Output all of the entries below precisely as written.

>> begin MATERIAL TO PROCESS

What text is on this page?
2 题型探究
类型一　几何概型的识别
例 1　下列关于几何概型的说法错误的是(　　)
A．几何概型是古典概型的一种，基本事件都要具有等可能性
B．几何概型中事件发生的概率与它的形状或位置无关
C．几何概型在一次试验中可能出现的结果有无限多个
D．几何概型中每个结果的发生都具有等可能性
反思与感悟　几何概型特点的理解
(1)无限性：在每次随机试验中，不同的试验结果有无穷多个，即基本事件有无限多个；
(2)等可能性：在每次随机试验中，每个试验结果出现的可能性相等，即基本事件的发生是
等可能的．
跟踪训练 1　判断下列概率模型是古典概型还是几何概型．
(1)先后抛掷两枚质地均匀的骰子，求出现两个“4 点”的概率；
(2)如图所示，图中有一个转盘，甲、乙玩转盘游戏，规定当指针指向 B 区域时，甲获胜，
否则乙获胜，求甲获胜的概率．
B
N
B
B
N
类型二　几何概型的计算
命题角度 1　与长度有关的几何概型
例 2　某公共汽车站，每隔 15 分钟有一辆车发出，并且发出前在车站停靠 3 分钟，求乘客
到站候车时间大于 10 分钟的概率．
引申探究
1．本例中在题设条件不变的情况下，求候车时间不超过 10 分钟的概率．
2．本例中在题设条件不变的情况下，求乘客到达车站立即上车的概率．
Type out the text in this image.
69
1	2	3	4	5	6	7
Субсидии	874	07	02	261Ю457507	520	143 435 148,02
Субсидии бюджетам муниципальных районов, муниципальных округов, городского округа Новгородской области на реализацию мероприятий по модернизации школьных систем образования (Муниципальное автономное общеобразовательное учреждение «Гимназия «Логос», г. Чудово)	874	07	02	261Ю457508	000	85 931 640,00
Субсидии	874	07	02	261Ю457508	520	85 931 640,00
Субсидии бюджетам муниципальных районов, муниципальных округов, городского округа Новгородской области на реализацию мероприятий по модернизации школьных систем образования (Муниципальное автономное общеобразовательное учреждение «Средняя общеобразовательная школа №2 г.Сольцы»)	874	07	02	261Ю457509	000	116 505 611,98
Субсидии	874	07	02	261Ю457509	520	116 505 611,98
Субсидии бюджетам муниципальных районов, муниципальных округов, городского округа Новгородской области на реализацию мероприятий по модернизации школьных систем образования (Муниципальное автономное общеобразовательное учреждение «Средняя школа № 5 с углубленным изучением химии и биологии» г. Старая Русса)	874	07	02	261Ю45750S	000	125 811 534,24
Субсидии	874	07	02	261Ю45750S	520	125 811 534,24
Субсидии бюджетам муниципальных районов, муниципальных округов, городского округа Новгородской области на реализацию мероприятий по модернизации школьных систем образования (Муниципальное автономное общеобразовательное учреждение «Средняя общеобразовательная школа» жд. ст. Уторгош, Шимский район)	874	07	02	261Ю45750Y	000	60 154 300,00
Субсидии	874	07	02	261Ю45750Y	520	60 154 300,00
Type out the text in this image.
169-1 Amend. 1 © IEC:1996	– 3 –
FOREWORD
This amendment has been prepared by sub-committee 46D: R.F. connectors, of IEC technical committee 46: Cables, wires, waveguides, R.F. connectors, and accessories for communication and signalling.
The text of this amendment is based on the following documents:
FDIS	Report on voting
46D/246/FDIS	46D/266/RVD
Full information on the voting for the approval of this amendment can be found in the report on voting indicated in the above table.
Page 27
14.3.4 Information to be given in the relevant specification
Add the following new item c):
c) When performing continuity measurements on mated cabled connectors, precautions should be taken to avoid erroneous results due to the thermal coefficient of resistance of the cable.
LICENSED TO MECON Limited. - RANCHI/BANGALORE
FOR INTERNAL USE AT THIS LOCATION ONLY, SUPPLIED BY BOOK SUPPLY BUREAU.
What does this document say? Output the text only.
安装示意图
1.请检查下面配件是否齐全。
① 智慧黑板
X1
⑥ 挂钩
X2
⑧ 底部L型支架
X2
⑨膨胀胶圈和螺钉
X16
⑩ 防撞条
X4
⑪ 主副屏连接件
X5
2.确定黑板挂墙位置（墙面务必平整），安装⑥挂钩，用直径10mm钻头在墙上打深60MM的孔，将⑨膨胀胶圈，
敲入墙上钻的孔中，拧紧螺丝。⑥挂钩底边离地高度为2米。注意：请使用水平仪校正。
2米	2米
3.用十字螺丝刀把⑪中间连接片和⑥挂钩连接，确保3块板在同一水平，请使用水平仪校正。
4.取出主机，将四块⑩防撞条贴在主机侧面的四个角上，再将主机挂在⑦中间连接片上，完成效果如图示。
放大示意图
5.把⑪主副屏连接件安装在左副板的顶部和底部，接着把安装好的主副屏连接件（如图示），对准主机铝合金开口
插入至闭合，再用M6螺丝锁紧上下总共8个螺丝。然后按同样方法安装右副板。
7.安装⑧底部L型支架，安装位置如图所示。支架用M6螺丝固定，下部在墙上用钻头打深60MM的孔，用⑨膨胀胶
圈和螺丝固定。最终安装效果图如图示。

>> end MATERIAL TO PROCESS

→ **RESULT BELOW**
What text is on this page?
2 题型探究
类型一　几何概型的识别
例 1　下列关于几何概型的说法错误的是(　　)
A．几何概型是古典概型的一种，基本事件都要具有等可能性
B．几何概型中事件发生的概率与它的形状或位置无关
C．几何概型在一次试验中可能出现的结果有无限多个
D．几何概型中每个结果的发生都具有等可能性
反思与感悟　几何概型特点的理解
(1)无限性：在每次随机试验中，不同的试验结果有无穷多个，即基本事件有无限多个；
(2)等可能性：在每次随机试验中，每个试验结果出现的可能性相等，即基本事件的发生是
等可能的．
跟踪训练 1　判断下列概率模型是古典概型还是几何概型．
(1)先后抛掷两枚质地均匀的骰子，求出现两个“4 点”的概率；
(2)如图所示，图中有一个转盘，甲、乙玩转盘游戏，规定当指针指向 B 区域时，甲获胜，
否则乙获胜，求甲获胜的概率．
B
N
B
B
N
类型二　几何概型的计算
命题角度 1　与长度有关的几何概型
例 2　某公共汽车站，每隔 15 分钟有一辆车发出，并且发出前在车站停靠 3 分钟，求乘客
到站候车时间大于 10 分钟的概率．
引申探究
1．本例中在题设条件不变的情况下，求候车时间不超过 10 分钟的概率．
2．本例中在题设条件不变的情况下，求乘客到达车站立即上车的概率．
Type out the text in this image.
69
1	2	3	4	5	6	7
Субсидии	874	07	02	261Ю457507	520	143 435 148,02
Субсидии бюджетам муниципальных районов, муниципальных округов, городского округа Новгородской области на реализацию мероприятий по модернизации школьных систем образования (Муниципальное автономное общеобразовательное учреждение «Гимназия «Логос», г. Чудово)	874	07	02	261Ю457508	000	85 931 640,00
Субсидии	874	07	02	261Ю457508	520	85 931 640,00
Субсидии бюджетам муниципальных районов, муниципальных округов, городского округа Новгородской области на реализацию мероприятий по модернизации школьных систем образования (Муниципальное автономное общеобразовательное учреждение «Средняя общеобразовательная школа №2 г.Сольцы»)	874	07	02	261Ю457509	000	116 505 611,98
Субсидии	874	07	02	261Ю457509	520	116 505 611,98
Субсидии бюджетам муниципальных районов, муниципальных округов, городского округа Новгородской области на реализацию мероприятий по модернизации школьных систем образования (Муниципальное автономное общеобразовательное учреждение «Средняя школа № 5 с углубленным изучением химии и биологии» г. Старая Русса)	874	07	02	261Ю45750S	000	125 811 534,24
Субсидии	874	07	02	261Ю45750S	520	125 811 534,24
Субсидии бюджетам муниципальных районов, муниципальных округов, городского округа Новгородской области на реализацию мероприятий по модернизации школьных систем образования (Муниципальное автономное общеобразовательное учреждение «Средняя общеобразовательная школа» жд. ст. Уторгош, Шимский район)	874	07	02	261Ю45750Y	000	60 154 300,00
Субсидии	874	07	02	261Ю45750Y	520	60 154 300,00
Type out the text in this image.
169-1 Amend. 1 © IEC:1996	– 3 –
FOREWORD
This amendment has been prepared by sub-committee 46D: R.F. connectors, of IEC technical committee 46: Cables, wires, waveguides, R.F. connectors, and accessories for communication and signalling.
The text of this amendment is based on the following documents:
FDIS	Report on voting
46D/246/FDIS	46D/266/RVD
Full information on the voting for the approval of this amendment can be found in the report on voting indicated in the above table.
Page 27
14.3.4 Information to be given in the relevant specification
Add the following new item c):
c) When performing continuity measurements on mated cabled connectors, precautions should be taken to avoid erroneous results due to the thermal coefficient of resistance of the cable.
LICENSED TO MECON Limited. - RANCHI/BANGALORE
FOR INTERNAL USE AT THIS LOCATION ONLY, SUPPLIED BY BOOK SUPPLY BUREAU.
What does this document say? Output the text only.
安装示意图
1.请检查下面配件是否齐全。
① 智慧黑板
X1
⑥ 挂钩
X2
⑧ 底部L型支架
X2
⑨膨胀胶圈和螺钉
X16
⑩ 防撞条
X4
⑪ 主副屏连接件
X5
2.确定黑板挂墙位置（墙面务必平整），安装⑥挂钩，用直径10mm钻头在墙上打深60MM的孔，将⑨膨胀胶圈，
敲入墙上钻的孔中，拧紧螺丝。⑥挂钩底边离地高度为2米。注意：请使用水平仪校正。
2米	2米
3.用十字螺丝刀把⑪中间连接片和⑥挂钩连接，确保3块板在同一水平，请使用水平仪校正。
4.取出主机，将四块⑩防撞条贴在主机侧面的四个角上，再将主机挂在⑦中间连接片上，完成效果如图示。
放大示意图
5.把⑪主副屏连接件安装在左副板的顶部和底部，接着把安装好的主副屏连接件（如图示），对准主机铝合金开口
插入至闭合，再用M6螺丝锁紧上下总共8个螺丝。然后按同样方法安装右副板。
7.安装⑧底部L型支架，安装位置如图所示。支架用M6螺丝固定，下部在墙上用钻头打深60MM的孔，用⑨膨胀胶
圈和螺丝固定。最终安装效果图如图示。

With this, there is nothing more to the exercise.